TO DO: Show only lines that include "其弟遂不复敢言".

-- start THE DATA --

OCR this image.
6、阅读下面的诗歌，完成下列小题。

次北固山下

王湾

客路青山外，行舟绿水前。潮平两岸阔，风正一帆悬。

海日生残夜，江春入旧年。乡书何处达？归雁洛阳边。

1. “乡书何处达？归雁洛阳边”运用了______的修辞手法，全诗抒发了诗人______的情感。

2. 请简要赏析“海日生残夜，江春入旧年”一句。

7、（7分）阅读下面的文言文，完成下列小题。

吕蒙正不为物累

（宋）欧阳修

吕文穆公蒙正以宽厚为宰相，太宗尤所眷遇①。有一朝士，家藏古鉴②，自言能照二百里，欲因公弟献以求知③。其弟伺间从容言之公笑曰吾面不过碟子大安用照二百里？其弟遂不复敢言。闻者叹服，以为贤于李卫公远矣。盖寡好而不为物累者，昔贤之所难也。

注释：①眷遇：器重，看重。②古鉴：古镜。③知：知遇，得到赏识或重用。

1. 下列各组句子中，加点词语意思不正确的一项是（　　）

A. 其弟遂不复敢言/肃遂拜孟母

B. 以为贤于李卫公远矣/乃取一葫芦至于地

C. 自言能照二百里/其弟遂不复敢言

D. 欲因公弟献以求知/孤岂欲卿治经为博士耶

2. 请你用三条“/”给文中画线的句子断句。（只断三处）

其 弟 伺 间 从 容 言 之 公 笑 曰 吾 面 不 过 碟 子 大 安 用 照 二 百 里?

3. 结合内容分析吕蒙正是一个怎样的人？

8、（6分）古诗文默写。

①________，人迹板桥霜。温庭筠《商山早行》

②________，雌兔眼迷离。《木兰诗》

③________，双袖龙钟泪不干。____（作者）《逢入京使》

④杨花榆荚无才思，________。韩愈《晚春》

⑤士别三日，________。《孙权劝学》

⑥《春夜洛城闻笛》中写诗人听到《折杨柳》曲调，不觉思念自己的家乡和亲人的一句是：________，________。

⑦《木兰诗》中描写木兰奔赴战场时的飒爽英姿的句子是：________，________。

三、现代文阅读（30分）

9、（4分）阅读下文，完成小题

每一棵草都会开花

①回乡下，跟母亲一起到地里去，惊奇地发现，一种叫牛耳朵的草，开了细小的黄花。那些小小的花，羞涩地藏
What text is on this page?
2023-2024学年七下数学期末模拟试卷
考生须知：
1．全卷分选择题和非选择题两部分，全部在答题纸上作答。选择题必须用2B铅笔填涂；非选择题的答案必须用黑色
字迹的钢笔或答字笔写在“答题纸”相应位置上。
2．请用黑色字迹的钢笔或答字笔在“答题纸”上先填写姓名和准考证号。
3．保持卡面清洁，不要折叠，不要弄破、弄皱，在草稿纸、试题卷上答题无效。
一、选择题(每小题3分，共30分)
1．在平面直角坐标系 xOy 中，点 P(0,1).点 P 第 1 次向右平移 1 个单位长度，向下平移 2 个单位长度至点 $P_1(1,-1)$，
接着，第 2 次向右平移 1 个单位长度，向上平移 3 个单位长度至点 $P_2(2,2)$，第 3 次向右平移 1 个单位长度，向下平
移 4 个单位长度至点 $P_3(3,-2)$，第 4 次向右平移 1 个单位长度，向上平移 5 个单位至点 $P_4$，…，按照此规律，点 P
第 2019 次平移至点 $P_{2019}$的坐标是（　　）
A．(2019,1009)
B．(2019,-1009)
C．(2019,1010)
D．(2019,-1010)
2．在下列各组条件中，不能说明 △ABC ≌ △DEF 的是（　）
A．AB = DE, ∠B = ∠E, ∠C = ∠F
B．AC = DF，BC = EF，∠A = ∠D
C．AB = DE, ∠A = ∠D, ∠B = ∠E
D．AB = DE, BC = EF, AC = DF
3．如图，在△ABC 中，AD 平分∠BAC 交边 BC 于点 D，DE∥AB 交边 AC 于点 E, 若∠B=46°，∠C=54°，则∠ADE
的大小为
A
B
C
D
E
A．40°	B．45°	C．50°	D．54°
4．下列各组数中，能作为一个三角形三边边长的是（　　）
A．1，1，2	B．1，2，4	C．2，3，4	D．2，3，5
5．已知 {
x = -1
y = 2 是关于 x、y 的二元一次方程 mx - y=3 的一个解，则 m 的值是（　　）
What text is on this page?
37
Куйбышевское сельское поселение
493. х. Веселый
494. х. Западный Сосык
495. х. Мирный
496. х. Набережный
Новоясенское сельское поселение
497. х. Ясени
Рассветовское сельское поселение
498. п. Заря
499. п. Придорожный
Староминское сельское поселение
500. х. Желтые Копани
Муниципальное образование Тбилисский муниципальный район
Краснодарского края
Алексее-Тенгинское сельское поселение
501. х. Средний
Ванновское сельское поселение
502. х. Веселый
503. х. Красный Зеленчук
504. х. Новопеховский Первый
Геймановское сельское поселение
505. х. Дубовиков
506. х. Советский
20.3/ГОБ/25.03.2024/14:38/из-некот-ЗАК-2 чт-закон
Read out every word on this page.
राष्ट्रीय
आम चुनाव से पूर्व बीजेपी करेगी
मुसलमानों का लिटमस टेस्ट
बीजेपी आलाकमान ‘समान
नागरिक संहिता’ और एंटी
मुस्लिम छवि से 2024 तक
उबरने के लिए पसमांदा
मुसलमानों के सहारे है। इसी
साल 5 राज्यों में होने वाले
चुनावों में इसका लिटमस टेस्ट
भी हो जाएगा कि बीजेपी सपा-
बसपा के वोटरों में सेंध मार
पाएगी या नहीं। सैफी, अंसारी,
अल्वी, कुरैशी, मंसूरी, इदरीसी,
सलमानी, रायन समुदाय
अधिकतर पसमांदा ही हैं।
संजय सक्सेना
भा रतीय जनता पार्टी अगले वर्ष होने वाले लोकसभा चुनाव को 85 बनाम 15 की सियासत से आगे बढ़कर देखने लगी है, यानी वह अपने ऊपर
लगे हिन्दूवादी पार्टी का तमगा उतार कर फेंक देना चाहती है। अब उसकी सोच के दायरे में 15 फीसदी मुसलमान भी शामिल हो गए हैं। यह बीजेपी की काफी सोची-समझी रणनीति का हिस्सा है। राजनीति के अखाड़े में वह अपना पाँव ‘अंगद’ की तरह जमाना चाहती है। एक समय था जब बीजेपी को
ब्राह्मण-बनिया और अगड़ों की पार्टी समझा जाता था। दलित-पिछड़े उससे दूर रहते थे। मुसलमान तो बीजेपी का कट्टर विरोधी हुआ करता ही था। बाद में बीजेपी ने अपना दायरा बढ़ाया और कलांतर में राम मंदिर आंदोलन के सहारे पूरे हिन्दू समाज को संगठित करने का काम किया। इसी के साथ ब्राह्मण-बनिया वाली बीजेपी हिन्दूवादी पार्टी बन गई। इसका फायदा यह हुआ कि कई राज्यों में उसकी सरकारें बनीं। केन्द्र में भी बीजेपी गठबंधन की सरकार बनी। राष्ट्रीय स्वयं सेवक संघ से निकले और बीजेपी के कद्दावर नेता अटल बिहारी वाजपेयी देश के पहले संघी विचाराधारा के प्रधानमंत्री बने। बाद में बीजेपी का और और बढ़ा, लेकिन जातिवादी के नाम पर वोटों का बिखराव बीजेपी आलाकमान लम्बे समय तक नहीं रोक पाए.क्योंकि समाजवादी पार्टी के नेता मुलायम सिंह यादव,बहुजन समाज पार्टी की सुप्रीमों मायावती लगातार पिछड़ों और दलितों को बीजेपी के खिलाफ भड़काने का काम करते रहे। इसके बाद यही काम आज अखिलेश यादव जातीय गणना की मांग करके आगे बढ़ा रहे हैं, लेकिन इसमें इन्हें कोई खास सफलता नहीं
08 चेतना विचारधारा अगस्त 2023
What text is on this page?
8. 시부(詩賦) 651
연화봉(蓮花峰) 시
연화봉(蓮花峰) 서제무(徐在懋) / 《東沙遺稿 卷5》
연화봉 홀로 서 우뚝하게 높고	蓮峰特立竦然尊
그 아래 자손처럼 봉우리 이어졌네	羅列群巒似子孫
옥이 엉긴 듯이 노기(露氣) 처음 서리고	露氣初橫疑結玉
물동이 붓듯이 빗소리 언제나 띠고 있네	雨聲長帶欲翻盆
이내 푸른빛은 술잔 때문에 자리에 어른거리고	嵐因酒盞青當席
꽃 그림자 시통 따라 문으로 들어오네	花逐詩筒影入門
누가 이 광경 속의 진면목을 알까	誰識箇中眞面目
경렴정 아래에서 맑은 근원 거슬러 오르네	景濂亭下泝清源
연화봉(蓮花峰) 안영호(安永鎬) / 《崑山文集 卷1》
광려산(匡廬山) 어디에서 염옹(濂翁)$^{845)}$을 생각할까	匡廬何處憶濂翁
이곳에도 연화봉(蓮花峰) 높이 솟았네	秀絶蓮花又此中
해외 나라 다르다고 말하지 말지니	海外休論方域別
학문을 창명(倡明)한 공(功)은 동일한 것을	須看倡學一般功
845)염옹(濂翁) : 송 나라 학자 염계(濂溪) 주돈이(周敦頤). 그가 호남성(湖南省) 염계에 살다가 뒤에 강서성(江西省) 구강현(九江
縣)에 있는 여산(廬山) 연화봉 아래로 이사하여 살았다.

-- end THE DATA --

WORKED SOLUTION:
吕文穆公蒙正以宽厚为宰相，太宗尤所眷遇①。有一朝士，家藏古鉴②，自言能照二百里，欲因公弟献以求知③。其弟伺间从容言之公笑曰吾面不过碟子大安用照二百里？其弟遂不复敢言。闻者叹服，以为贤于李卫公远矣。盖寡好而不为物累者，昔贤之所难也。
A. 其弟遂不复敢言/肃遂拜孟母
C. 自言能照二百里/其弟遂不复敢言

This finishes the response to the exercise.